GOAL OF THE EXERCISE
Leave out every picture, then transcribe the rest of the listing exactly.

INFORMATION PROVIDED
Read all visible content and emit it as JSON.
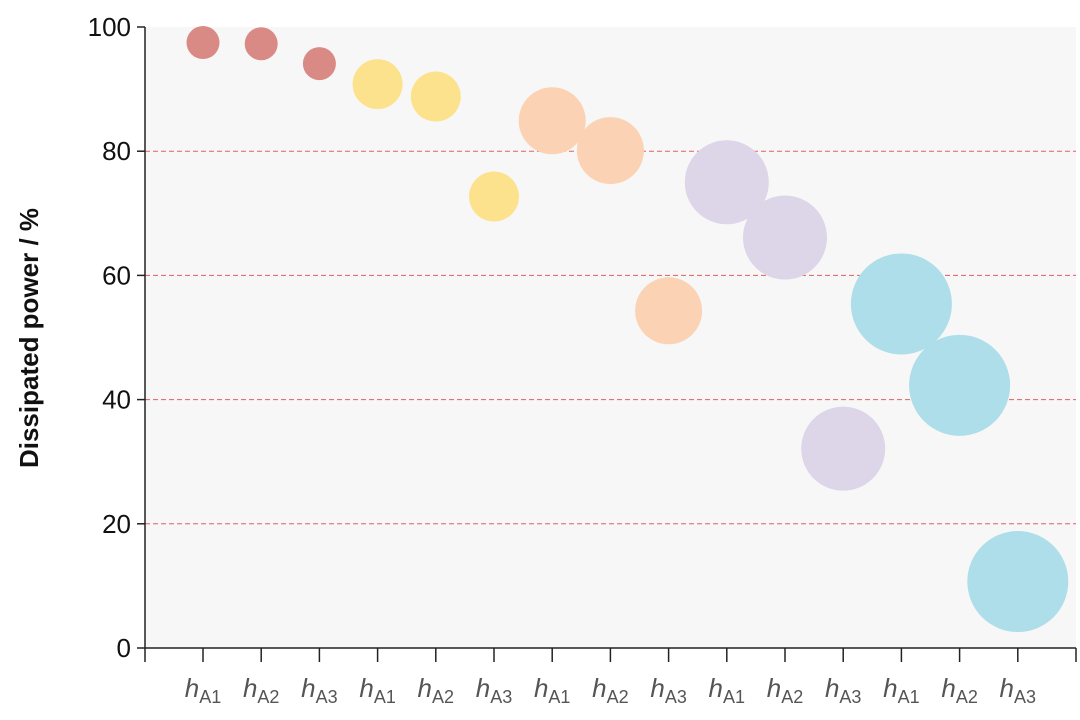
{
  "chart_data": {
    "type": "scatter",
    "title": "",
    "xlabel": "",
    "ylabel": "Dissipated power / %",
    "ylim": [
      0,
      100
    ],
    "yticks": [
      0,
      20,
      40,
      60,
      80,
      100
    ],
    "grid": "horizontal dashed lines at 20, 40, 60, 80",
    "grid_color": "#e06060",
    "plot_background": "#f7f7f7",
    "categories": [
      {
        "var": "h",
        "sub": "A1"
      },
      {
        "var": "h",
        "sub": "A2"
      },
      {
        "var": "h",
        "sub": "A3"
      },
      {
        "var": "h",
        "sub": "A1"
      },
      {
        "var": "h",
        "sub": "A2"
      },
      {
        "var": "h",
        "sub": "A3"
      },
      {
        "var": "h",
        "sub": "A1"
      },
      {
        "var": "h",
        "sub": "A2"
      },
      {
        "var": "h",
        "sub": "A3"
      },
      {
        "var": "h",
        "sub": "A1"
      },
      {
        "var": "h",
        "sub": "A2"
      },
      {
        "var": "h",
        "sub": "A3"
      },
      {
        "var": "h",
        "sub": "A1"
      },
      {
        "var": "h",
        "sub": "A2"
      },
      {
        "var": "h",
        "sub": "A3"
      }
    ],
    "groups": [
      {
        "color": "#d98a85",
        "size": 1,
        "points": [
          {
            "x": 0,
            "y": 97.5
          },
          {
            "x": 1,
            "y": 97.3
          },
          {
            "x": 2,
            "y": 94.1
          }
        ]
      },
      {
        "color": "#fde28e",
        "size": 2,
        "points": [
          {
            "x": 3,
            "y": 90.8
          },
          {
            "x": 4,
            "y": 88.8
          },
          {
            "x": 5,
            "y": 72.7
          }
        ]
      },
      {
        "color": "#fbd3b4",
        "size": 3,
        "points": [
          {
            "x": 6,
            "y": 84.9
          },
          {
            "x": 7,
            "y": 80.1
          },
          {
            "x": 8,
            "y": 54.3
          }
        ]
      },
      {
        "color": "#ddd5e8",
        "size": 4,
        "points": [
          {
            "x": 9,
            "y": 75.0
          },
          {
            "x": 10,
            "y": 66.1
          },
          {
            "x": 11,
            "y": 32.1
          }
        ]
      },
      {
        "color": "#addee9",
        "size": 5,
        "points": [
          {
            "x": 12,
            "y": 55.4
          },
          {
            "x": 13,
            "y": 42.3
          },
          {
            "x": 14,
            "y": 10.7
          }
        ]
      }
    ]
  }
}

WRITTEN RESPONSE
Read all visible content and emit it as JSON.
{
  "chart_data": {
    "type": "scatter",
    "title": "",
    "xlabel": "",
    "ylabel": "Dissipated power / %",
    "ylim": [
      0,
      100
    ],
    "yticks": [
      0,
      20,
      40,
      60,
      80,
      100
    ],
    "grid": "horizontal dashed lines at 20, 40, 60, 80",
    "grid_color": "#e06060",
    "plot_background": "#f7f7f7",
    "categories": [
      {
        "var": "h",
        "sub": "A1"
      },
      {
        "var": "h",
        "sub": "A2"
      },
      {
        "var": "h",
        "sub": "A3"
      },
      {
        "var": "h",
        "sub": "A1"
      },
      {
        "var": "h",
        "sub": "A2"
      },
      {
        "var": "h",
        "sub": "A3"
      },
      {
        "var": "h",
        "sub": "A1"
      },
      {
        "var": "h",
        "sub": "A2"
      },
      {
        "var": "h",
        "sub": "A3"
      },
      {
        "var": "h",
        "sub": "A1"
      },
      {
        "var": "h",
        "sub": "A2"
      },
      {
        "var": "h",
        "sub": "A3"
      },
      {
        "var": "h",
        "sub": "A1"
      },
      {
        "var": "h",
        "sub": "A2"
      },
      {
        "var": "h",
        "sub": "A3"
      }
    ],
    "groups": [
      {
        "color": "#d98a85",
        "size": 1,
        "points": [
          {
            "x": 0,
            "y": 97.5
          },
          {
            "x": 1,
            "y": 97.3
          },
          {
            "x": 2,
            "y": 94.1
          }
        ]
      },
      {
        "color": "#fde28e",
        "size": 2,
        "points": [
          {
            "x": 3,
            "y": 90.8
          },
          {
            "x": 4,
            "y": 88.8
          },
          {
            "x": 5,
            "y": 72.7
          }
        ]
      },
      {
        "color": "#fbd3b4",
        "size": 3,
        "points": [
          {
            "x": 6,
            "y": 84.9
          },
          {
            "x": 7,
            "y": 80.1
          },
          {
            "x": 8,
            "y": 54.3
          }
        ]
      },
      {
        "color": "#ddd5e8",
        "size": 4,
        "points": [
          {
            "x": 9,
            "y": 75.0
          },
          {
            "x": 10,
            "y": 66.1
          },
          {
            "x": 11,
            "y": 32.1
          }
        ]
      },
      {
        "color": "#addee9",
        "size": 5,
        "points": [
          {
            "x": 12,
            "y": 55.4
          },
          {
            "x": 13,
            "y": 42.3
          },
          {
            "x": 14,
            "y": 10.7
          }
        ]
      }
    ]
  }
}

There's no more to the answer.